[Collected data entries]

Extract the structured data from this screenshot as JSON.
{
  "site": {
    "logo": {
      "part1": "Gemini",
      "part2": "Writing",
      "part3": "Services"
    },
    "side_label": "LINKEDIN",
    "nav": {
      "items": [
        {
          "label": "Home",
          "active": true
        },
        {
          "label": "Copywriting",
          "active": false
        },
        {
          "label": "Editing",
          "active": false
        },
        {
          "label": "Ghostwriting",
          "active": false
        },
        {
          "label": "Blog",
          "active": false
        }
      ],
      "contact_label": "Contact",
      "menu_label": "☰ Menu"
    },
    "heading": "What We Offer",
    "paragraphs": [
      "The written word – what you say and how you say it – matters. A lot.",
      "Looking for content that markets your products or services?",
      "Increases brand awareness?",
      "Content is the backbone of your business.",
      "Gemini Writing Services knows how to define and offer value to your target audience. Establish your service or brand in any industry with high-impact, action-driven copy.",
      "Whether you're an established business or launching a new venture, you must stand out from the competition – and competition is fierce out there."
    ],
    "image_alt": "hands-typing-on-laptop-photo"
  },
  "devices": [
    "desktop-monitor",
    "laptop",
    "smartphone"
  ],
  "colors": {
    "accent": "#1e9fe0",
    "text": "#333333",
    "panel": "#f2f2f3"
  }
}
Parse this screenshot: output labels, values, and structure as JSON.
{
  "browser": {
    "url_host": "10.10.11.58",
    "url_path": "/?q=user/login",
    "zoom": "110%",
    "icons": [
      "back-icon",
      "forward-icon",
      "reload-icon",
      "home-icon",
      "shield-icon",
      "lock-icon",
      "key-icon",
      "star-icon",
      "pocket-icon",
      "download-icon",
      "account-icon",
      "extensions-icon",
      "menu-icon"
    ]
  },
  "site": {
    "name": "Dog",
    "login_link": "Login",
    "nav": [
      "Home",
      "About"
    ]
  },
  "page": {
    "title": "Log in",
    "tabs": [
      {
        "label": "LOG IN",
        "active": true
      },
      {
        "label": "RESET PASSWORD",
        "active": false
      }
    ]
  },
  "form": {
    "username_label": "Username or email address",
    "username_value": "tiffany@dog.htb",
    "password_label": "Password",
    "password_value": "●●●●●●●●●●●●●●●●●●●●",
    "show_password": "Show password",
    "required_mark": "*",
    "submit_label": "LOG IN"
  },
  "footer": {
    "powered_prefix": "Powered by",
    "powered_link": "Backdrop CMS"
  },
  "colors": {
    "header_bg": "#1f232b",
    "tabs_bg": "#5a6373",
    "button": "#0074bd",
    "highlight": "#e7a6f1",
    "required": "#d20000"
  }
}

Problem to work on: Filter the entries and copy out every line with the word "your".

Solution:
      "Looking for content that markets your products or services?",
      "Content is the backbone of your business.",
      "Gemini Writing Services knows how to define and offer value to your target audience. Establish your service or brand in any industry with high-impact, action-driven copy.",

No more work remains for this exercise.